DATA FOR THIS TASK:
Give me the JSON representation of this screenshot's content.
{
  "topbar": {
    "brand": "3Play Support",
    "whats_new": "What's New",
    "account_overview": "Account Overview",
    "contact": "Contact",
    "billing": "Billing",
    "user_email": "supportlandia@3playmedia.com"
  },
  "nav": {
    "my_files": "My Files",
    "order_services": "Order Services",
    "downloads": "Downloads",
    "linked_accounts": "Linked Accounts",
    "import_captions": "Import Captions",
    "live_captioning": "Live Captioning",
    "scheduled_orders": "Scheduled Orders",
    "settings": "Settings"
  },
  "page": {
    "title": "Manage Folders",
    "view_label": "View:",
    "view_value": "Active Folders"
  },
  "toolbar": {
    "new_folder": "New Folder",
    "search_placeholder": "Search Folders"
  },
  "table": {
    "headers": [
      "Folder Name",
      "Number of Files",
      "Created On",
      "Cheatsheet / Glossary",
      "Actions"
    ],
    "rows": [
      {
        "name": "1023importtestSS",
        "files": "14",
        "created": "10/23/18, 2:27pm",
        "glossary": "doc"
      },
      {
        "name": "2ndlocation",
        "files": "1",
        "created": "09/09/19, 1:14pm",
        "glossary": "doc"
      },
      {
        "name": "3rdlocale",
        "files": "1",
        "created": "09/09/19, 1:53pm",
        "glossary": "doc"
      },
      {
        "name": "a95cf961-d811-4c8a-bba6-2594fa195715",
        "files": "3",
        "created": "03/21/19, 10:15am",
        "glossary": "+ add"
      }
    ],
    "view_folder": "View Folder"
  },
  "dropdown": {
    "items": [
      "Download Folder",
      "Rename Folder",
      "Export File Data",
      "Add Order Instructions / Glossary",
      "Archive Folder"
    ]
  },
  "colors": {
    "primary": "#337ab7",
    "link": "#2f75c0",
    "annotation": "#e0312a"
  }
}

PROBLEM TO SOLVE: The word "Folders" appears in how many lines of the records? Give the number only.

EXERCISE ANSWER: 3